Work to be completed: Show every line below where "Michigan" can be found.

(Data entries for graphics)
--------------------------------
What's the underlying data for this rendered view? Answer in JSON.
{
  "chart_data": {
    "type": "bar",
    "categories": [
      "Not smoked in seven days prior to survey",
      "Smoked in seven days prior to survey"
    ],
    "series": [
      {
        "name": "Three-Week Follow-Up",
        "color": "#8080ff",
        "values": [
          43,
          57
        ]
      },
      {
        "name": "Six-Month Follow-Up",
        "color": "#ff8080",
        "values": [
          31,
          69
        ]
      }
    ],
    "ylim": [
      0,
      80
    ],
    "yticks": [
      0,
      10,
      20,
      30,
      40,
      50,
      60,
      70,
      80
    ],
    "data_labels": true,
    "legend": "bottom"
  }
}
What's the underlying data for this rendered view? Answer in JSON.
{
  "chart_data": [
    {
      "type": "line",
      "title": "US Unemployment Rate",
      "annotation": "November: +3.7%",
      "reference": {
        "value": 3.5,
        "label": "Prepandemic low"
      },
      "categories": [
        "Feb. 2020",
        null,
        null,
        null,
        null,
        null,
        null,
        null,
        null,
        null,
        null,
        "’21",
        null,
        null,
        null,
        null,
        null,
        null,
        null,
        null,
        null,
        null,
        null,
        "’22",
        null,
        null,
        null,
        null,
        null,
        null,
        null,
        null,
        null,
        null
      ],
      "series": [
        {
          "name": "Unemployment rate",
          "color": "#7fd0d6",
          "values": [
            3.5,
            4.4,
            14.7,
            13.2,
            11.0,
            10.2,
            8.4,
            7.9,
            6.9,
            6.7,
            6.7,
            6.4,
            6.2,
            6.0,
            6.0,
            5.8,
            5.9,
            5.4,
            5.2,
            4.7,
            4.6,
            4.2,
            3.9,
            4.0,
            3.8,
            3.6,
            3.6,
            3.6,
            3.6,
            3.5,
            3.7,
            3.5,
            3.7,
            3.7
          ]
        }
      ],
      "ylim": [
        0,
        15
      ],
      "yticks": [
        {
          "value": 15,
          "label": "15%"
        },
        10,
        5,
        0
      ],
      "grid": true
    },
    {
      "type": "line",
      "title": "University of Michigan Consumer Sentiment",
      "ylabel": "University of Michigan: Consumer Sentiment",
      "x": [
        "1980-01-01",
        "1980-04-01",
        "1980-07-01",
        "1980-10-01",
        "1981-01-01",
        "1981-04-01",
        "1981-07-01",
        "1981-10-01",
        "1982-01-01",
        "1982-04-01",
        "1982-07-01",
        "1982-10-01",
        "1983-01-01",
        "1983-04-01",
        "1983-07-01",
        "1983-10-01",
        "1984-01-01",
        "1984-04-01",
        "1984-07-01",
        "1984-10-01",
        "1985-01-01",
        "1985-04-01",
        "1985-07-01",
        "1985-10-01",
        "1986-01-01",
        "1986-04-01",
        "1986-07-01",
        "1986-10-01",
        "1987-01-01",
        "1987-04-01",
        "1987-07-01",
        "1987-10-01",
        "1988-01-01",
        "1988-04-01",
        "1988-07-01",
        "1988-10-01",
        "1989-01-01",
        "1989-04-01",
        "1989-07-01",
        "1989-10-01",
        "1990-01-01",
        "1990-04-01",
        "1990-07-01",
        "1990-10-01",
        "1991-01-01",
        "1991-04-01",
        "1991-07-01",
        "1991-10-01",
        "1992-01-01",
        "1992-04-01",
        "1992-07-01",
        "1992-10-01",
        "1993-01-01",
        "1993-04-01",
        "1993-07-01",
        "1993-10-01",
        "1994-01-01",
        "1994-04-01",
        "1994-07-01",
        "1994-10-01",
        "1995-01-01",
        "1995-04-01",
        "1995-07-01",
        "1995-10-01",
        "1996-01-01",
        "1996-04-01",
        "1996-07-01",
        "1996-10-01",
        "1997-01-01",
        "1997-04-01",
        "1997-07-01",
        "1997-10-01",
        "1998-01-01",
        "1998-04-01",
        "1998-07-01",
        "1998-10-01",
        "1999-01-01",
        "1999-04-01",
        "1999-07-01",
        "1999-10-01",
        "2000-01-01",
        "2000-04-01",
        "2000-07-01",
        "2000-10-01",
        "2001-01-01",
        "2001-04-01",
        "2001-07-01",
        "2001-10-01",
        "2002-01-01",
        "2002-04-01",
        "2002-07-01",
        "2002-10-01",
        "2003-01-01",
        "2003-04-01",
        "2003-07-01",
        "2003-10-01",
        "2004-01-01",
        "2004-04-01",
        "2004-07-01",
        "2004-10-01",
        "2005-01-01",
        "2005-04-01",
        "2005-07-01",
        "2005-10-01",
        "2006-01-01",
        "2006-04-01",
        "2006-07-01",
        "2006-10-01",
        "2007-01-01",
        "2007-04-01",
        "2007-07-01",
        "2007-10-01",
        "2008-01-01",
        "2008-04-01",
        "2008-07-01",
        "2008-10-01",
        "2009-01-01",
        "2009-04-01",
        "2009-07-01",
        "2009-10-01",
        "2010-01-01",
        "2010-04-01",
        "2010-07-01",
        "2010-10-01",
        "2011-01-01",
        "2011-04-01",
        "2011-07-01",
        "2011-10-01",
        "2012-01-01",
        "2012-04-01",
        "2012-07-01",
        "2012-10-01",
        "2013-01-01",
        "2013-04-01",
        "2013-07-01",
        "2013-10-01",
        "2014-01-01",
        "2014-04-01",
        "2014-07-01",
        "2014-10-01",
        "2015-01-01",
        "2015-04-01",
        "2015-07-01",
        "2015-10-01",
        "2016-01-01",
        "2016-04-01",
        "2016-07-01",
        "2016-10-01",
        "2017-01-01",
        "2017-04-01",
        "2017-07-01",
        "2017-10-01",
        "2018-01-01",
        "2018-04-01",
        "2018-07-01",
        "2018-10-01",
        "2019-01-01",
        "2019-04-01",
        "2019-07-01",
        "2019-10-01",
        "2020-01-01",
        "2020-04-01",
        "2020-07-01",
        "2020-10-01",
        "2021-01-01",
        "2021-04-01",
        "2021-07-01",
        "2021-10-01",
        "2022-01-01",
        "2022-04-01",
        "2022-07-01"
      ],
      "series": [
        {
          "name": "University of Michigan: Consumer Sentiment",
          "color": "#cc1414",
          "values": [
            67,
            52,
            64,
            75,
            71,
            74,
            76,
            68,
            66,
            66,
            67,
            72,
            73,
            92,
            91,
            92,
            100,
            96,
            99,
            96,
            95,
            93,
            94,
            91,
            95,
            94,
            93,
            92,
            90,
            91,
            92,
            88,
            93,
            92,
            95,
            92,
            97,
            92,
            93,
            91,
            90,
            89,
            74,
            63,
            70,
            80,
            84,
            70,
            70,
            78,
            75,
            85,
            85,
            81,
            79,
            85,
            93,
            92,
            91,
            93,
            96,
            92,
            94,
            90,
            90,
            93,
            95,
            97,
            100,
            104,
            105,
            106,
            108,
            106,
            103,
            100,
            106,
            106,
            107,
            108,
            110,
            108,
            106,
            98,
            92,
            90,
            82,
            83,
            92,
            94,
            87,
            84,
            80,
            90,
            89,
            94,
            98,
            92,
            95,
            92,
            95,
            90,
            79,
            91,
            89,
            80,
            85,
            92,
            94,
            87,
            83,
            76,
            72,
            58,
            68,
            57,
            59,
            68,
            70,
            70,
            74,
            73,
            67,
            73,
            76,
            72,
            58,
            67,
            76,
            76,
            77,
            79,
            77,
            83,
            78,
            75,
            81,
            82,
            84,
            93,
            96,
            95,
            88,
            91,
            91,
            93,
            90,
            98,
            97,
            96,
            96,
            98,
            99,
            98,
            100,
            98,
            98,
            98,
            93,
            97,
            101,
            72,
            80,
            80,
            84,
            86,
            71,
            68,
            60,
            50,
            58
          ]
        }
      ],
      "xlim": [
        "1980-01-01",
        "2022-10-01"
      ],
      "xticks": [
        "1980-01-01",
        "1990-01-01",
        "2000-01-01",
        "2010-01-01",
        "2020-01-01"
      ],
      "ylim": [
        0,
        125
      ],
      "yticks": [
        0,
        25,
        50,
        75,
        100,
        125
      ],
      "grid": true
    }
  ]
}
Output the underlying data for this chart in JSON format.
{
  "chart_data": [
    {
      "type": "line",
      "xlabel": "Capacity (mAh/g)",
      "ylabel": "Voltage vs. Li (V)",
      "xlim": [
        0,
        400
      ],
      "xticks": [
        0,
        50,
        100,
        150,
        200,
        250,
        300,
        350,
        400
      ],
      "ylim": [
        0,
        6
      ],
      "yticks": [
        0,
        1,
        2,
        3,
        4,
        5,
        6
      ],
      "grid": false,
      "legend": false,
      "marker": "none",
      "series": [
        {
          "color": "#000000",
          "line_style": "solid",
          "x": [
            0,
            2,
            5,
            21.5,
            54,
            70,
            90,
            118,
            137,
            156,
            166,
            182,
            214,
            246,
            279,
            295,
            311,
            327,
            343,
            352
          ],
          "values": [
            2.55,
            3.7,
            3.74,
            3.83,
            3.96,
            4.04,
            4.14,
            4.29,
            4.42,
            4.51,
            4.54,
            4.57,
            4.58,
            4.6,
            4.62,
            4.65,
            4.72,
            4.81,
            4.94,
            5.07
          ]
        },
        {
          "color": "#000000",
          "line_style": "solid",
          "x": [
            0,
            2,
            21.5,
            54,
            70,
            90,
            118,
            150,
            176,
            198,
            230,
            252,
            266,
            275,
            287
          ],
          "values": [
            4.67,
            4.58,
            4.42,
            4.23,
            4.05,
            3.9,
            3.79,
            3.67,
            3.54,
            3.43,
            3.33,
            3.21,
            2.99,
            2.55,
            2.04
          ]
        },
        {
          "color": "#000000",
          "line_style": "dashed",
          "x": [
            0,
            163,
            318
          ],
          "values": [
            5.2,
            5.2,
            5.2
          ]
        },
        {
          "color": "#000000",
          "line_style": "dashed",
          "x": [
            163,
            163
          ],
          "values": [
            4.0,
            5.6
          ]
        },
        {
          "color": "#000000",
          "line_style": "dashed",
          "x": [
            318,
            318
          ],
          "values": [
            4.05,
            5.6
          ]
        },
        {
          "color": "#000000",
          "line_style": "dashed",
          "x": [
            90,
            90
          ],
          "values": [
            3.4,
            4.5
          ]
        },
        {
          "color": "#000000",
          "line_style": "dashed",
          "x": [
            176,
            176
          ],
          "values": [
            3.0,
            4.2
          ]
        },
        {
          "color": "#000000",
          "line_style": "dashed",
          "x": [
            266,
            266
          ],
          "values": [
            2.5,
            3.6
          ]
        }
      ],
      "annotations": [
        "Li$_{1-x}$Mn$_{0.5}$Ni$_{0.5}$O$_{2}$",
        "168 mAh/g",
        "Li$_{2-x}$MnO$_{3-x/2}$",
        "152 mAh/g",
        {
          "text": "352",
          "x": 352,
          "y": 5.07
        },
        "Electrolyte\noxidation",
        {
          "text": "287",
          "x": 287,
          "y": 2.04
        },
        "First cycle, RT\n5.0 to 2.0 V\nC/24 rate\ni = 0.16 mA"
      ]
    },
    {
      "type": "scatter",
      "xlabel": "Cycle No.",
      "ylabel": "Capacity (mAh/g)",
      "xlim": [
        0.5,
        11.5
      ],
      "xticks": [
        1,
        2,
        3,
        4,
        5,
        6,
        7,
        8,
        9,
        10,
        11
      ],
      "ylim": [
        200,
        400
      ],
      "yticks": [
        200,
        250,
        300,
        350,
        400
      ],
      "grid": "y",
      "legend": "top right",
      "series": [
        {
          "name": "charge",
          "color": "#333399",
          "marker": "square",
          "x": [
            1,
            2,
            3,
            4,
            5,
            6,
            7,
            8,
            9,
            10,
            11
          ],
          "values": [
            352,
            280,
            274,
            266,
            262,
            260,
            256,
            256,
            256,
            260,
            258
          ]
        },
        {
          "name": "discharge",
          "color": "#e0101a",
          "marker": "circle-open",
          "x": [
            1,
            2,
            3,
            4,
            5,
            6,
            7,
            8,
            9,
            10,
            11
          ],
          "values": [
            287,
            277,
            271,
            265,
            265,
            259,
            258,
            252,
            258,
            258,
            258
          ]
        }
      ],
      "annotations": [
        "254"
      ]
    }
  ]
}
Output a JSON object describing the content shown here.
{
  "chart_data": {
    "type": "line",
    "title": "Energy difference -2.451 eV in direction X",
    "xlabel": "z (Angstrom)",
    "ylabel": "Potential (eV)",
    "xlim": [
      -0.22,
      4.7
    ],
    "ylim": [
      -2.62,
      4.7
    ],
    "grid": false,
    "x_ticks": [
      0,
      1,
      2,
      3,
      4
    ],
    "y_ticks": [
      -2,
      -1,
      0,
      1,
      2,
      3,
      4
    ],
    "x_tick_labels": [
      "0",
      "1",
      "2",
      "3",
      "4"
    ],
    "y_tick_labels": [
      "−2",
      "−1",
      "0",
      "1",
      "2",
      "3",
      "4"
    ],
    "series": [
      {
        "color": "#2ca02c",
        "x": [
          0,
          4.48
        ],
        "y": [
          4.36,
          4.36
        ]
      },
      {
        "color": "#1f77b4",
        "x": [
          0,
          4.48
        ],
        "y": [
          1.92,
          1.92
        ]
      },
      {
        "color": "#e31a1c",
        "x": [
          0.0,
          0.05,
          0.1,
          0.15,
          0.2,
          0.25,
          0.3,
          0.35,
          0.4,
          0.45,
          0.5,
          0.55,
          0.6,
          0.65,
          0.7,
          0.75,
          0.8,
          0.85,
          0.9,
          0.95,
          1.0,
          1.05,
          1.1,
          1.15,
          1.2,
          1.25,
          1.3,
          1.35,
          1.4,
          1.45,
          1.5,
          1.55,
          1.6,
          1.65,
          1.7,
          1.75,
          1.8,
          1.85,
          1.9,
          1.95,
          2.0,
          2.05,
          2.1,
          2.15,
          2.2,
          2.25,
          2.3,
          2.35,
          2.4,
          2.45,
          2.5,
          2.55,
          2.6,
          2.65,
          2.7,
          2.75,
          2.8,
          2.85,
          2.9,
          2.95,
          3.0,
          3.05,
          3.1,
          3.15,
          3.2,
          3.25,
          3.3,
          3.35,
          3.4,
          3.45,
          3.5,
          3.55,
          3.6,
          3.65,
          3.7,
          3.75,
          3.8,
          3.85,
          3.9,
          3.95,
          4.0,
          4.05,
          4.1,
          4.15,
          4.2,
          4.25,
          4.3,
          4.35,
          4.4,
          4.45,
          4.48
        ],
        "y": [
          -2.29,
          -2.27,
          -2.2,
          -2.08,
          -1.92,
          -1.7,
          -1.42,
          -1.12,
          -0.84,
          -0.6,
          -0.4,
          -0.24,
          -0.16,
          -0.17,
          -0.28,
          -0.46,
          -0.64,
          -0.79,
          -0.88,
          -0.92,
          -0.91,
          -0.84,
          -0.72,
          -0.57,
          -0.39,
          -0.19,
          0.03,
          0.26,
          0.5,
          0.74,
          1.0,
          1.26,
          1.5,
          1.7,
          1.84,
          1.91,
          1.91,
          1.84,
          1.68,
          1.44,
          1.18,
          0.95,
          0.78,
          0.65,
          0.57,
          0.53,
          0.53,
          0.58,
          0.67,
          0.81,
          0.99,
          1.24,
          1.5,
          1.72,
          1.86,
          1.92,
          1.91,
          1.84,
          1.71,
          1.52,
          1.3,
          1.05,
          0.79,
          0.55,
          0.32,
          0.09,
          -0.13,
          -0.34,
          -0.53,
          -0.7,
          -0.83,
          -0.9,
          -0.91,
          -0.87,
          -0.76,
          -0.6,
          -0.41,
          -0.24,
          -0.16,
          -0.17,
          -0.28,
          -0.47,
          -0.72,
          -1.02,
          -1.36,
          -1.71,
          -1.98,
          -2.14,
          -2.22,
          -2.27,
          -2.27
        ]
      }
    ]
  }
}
--------------------------------
Complete response:
      "title": "University of Michigan Consumer Sentiment",
      "ylabel": "University of Michigan: Consumer Sentiment",
          "name": "University of Michigan: Consumer Sentiment",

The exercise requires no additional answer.